──────── DATA FOR THE TASK ────────

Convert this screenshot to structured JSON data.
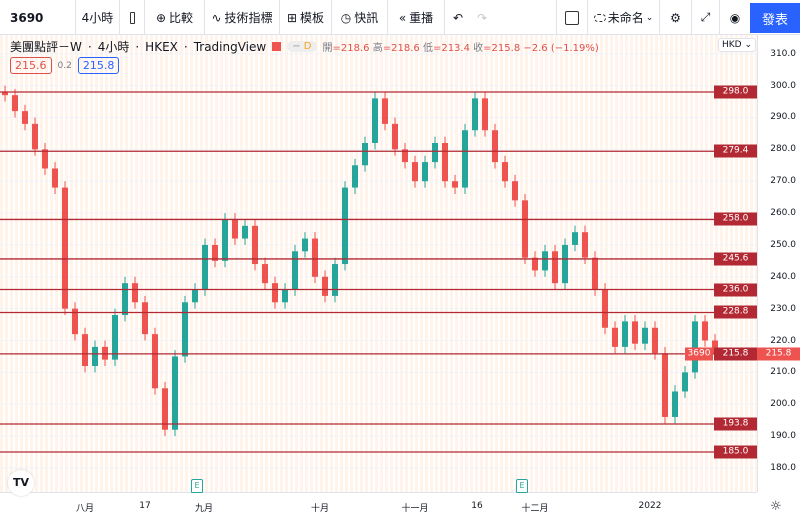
{
  "toolbar": {
    "symbol": "3690",
    "interval": "4小時",
    "compare": "比較",
    "indicators": "技術指標",
    "templates": "模板",
    "alerts": "快訊",
    "replay": "重播",
    "layout_name": "未命名",
    "publish": "發表",
    "icons": [
      "candles-icon",
      "plus-circle-icon",
      "indicators-icon",
      "templates-icon",
      "alarm-icon",
      "replay-icon",
      "undo-icon",
      "redo-icon",
      "rectangle-icon",
      "cloud-icon",
      "gear-icon",
      "fullscreen-icon",
      "camera-icon"
    ]
  },
  "legend": {
    "title": "美團點評－W",
    "interval": "4小時",
    "exchange": "HKEX",
    "source": "TradingView",
    "badge": "D",
    "open_label": "開",
    "open": "218.6",
    "high_label": "高",
    "high": "218.6",
    "low_label": "低",
    "low": "213.4",
    "close_label": "收",
    "close": "215.8",
    "change": "−2.6 (−1.19%)",
    "bid": "215.6",
    "spread": "0.2",
    "ask": "215.8"
  },
  "currency": "HKD",
  "chart_data": {
    "type": "candlestick",
    "colors": {
      "up": "#26a69a",
      "down": "#ef5350",
      "levels": "#b22833",
      "last": "#ef5350"
    },
    "y_ticks": [
      310,
      300,
      290,
      280,
      270,
      260,
      250,
      240,
      230,
      220,
      210,
      200,
      190,
      180
    ],
    "ylim": [
      178,
      312
    ],
    "x_ticks": [
      "八月",
      "17",
      "九月",
      "十月",
      "十一月",
      "16",
      "十二月",
      "2022"
    ],
    "levels": [
      298.0,
      279.4,
      258.0,
      245.6,
      236.0,
      228.8,
      215.8,
      193.8,
      185.0
    ],
    "last_price": {
      "symbol": "3690",
      "value": 215.8
    },
    "earnings_markers": [
      "E",
      "E"
    ],
    "closes": [
      297,
      292,
      288,
      280,
      274,
      268,
      230,
      222,
      212,
      218,
      214,
      228,
      238,
      232,
      222,
      205,
      192,
      215,
      232,
      236,
      250,
      245,
      258,
      252,
      256,
      244,
      238,
      232,
      236,
      248,
      252,
      240,
      234,
      244,
      268,
      275,
      282,
      296,
      288,
      280,
      276,
      270,
      276,
      282,
      270,
      268,
      286,
      296,
      286,
      276,
      270,
      264,
      246,
      242,
      248,
      238,
      250,
      254,
      246,
      236,
      224,
      218,
      226,
      219,
      224,
      216,
      196,
      204,
      210,
      226,
      220,
      215.8
    ]
  }
}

────────

» **DIRECTION**: Your copy should match the records word for word, with the pictures removed.

» **REPLY TO THE TASK**:
Convert this screenshot to structured JSON data.
{
  "toolbar": {
    "symbol": "3690",
    "interval": "4小時",
    "compare": "比較",
    "indicators": "技術指標",
    "templates": "模板",
    "alerts": "快訊",
    "replay": "重播",
    "layout_name": "未命名",
    "publish": "發表",
    "icons": [
      "candles-icon",
      "plus-circle-icon",
      "indicators-icon",
      "templates-icon",
      "alarm-icon",
      "replay-icon",
      "undo-icon",
      "redo-icon",
      "rectangle-icon",
      "cloud-icon",
      "gear-icon",
      "fullscreen-icon",
      "camera-icon"
    ]
  },
  "legend": {
    "title": "美團點評－W",
    "interval": "4小時",
    "exchange": "HKEX",
    "source": "TradingView",
    "badge": "D",
    "open_label": "開",
    "open": "218.6",
    "high_label": "高",
    "high": "218.6",
    "low_label": "低",
    "low": "213.4",
    "close_label": "收",
    "close": "215.8",
    "change": "−2.6 (−1.19%)",
    "bid": "215.6",
    "spread": "0.2",
    "ask": "215.8"
  },
  "currency": "HKD",
  "chart_data": {
    "type": "candlestick",
    "colors": {
      "up": "#26a69a",
      "down": "#ef5350",
      "levels": "#b22833",
      "last": "#ef5350"
    },
    "y_ticks": [
      310,
      300,
      290,
      280,
      270,
      260,
      250,
      240,
      230,
      220,
      210,
      200,
      190,
      180
    ],
    "ylim": [
      178,
      312
    ],
    "x_ticks": [
      "八月",
      "17",
      "九月",
      "十月",
      "十一月",
      "16",
      "十二月",
      "2022"
    ],
    "levels": [
      298.0,
      279.4,
      258.0,
      245.6,
      236.0,
      228.8,
      215.8,
      193.8,
      185.0
    ],
    "last_price": {
      "symbol": "3690",
      "value": 215.8
    },
    "earnings_markers": [
      "E",
      "E"
    ],
    "closes": [
      297,
      292,
      288,
      280,
      274,
      268,
      230,
      222,
      212,
      218,
      214,
      228,
      238,
      232,
      222,
      205,
      192,
      215,
      232,
      236,
      250,
      245,
      258,
      252,
      256,
      244,
      238,
      232,
      236,
      248,
      252,
      240,
      234,
      244,
      268,
      275,
      282,
      296,
      288,
      280,
      276,
      270,
      276,
      282,
      270,
      268,
      286,
      296,
      286,
      276,
      270,
      264,
      246,
      242,
      248,
      238,
      250,
      254,
      246,
      236,
      224,
      218,
      226,
      219,
      224,
      216,
      196,
      204,
      210,
      226,
      220,
      215.8
    ]
  }
}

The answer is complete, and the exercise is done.